* **Set task**:
In the rows below, from the first one through the line holding "condition-item[interactable]: 1 新築・築浅", inclusive, change "condition-item" to "filter-item" and leave everything else as it is. Give back only those lines.
-- start of Entries shown --
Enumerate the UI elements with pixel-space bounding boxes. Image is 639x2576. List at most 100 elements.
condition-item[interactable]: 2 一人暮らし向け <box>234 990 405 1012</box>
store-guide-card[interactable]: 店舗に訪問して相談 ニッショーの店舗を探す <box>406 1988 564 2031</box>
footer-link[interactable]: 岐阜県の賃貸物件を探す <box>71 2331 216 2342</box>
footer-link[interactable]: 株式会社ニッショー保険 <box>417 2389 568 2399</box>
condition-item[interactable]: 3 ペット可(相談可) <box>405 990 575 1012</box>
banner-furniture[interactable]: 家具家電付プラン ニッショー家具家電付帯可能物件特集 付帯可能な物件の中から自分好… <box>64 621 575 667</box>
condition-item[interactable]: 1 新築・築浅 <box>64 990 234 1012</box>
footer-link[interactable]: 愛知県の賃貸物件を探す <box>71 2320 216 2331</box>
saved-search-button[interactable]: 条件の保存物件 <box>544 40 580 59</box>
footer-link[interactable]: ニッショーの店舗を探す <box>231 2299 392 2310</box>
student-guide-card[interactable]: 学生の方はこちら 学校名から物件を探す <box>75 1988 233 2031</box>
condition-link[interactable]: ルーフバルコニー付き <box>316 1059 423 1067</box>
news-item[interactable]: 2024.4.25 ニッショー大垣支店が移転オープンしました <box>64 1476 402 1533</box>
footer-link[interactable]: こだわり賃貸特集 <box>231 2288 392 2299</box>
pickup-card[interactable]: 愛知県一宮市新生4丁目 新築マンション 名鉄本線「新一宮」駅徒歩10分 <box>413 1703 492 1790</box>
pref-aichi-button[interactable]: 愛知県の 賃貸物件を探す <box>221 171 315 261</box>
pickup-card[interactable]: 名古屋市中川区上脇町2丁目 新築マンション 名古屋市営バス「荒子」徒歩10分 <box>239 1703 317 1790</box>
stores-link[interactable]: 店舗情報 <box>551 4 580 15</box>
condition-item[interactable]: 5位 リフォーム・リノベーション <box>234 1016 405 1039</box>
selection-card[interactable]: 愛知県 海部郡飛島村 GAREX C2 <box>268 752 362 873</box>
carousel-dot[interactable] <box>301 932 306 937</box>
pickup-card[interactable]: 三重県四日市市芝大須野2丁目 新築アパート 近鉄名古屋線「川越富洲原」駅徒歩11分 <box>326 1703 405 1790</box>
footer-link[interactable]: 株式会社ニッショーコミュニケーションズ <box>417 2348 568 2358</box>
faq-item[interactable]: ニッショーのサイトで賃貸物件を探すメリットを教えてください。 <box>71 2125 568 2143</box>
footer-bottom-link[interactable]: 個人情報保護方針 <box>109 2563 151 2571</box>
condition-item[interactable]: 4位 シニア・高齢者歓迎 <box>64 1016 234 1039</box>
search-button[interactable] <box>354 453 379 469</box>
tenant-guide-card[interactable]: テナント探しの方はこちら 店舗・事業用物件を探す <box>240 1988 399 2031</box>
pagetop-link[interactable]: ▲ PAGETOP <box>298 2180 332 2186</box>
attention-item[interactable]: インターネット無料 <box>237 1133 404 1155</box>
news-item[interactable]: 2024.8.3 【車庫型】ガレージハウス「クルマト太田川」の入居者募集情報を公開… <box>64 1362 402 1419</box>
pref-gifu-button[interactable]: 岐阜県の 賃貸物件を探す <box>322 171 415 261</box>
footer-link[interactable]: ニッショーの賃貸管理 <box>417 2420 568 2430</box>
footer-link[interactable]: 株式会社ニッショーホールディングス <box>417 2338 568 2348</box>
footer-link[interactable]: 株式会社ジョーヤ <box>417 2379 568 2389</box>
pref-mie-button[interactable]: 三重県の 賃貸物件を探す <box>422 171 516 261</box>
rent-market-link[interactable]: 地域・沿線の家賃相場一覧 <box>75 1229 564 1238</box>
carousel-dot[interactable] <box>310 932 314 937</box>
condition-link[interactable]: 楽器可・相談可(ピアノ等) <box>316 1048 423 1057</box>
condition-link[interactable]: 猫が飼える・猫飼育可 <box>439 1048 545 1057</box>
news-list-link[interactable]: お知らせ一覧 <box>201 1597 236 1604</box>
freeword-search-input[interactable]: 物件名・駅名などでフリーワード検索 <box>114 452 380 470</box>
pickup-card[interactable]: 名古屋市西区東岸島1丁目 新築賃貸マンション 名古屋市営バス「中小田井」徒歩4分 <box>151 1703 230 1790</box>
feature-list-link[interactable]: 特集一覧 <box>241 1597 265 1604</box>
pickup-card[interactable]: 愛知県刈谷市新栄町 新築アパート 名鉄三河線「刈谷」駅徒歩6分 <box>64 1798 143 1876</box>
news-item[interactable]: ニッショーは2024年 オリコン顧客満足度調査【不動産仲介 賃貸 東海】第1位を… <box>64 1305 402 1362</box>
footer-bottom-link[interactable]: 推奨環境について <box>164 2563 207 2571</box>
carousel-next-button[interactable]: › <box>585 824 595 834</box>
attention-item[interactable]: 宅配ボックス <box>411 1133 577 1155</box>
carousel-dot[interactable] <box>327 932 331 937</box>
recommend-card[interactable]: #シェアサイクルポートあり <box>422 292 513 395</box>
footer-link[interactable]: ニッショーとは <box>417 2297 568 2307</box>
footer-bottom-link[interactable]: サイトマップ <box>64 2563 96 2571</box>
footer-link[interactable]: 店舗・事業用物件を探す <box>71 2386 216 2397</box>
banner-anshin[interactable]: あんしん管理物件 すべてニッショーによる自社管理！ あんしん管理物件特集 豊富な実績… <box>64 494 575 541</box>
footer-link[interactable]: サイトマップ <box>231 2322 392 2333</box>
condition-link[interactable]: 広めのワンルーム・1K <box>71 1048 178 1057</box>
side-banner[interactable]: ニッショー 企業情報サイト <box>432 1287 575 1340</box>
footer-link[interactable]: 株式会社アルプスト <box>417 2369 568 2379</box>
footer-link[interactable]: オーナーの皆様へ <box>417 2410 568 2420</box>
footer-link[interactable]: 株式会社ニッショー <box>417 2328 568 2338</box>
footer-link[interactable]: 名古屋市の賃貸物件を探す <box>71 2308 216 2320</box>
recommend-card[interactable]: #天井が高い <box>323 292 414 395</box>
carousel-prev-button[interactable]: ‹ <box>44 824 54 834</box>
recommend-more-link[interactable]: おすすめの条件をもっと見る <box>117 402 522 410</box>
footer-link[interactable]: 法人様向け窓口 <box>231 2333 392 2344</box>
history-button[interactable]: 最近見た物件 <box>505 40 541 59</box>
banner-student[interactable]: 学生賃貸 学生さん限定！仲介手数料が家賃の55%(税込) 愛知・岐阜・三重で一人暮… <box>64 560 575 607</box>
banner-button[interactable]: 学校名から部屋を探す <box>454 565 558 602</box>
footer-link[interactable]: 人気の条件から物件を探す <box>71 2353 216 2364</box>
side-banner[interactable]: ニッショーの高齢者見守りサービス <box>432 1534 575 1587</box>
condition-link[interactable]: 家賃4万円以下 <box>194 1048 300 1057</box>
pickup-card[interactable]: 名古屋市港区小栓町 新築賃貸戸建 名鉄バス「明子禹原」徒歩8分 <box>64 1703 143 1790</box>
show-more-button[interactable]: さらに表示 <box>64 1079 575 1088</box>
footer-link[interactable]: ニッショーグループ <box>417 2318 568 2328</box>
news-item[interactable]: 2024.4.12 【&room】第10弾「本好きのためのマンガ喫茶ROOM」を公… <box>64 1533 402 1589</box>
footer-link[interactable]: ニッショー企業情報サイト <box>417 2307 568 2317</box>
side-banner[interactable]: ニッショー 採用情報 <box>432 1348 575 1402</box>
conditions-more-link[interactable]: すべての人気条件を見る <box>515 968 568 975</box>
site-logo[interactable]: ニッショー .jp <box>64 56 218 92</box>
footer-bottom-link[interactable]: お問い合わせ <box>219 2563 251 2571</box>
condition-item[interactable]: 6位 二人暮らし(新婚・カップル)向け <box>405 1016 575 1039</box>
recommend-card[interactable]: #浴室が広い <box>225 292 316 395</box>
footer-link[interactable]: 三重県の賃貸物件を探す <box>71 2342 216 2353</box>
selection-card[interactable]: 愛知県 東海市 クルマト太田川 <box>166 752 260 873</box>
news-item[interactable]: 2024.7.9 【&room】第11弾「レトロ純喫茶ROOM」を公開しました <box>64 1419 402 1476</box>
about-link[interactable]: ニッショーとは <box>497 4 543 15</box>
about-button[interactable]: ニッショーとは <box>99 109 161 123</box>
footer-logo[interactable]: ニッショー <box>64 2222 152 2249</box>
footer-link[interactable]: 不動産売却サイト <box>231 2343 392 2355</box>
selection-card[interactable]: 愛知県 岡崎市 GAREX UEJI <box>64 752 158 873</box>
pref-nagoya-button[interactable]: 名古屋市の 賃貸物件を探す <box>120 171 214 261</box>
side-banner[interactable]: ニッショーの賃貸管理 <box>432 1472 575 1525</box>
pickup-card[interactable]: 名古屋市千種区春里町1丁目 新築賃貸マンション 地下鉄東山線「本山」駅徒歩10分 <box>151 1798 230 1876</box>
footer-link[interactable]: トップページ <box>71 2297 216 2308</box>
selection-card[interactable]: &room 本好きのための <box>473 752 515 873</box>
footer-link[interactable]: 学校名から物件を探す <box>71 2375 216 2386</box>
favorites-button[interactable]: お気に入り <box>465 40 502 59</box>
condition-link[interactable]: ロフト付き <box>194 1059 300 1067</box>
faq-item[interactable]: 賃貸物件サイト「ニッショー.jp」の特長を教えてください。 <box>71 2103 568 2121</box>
-- end of Entries shown --
* **Output of the exercise**:
Enumerate the UI elements with pixel-space bounding boxes. Image is 639x2576. List at most 100 elements.
filter-item[interactable]: 2 一人暮らし向け <box>234 990 405 1012</box>
store-guide-card[interactable]: 店舗に訪問して相談 ニッショーの店舗を探す <box>406 1988 564 2031</box>
footer-link[interactable]: 岐阜県の賃貸物件を探す <box>71 2331 216 2342</box>
footer-link[interactable]: 株式会社ニッショー保険 <box>417 2389 568 2399</box>
filter-item[interactable]: 3 ペット可(相談可) <box>405 990 575 1012</box>
banner-furniture[interactable]: 家具家電付プラン ニッショー家具家電付帯可能物件特集 付帯可能な物件の中から自分好… <box>64 621 575 667</box>
filter-item[interactable]: 1 新築・築浅 <box>64 990 234 1012</box>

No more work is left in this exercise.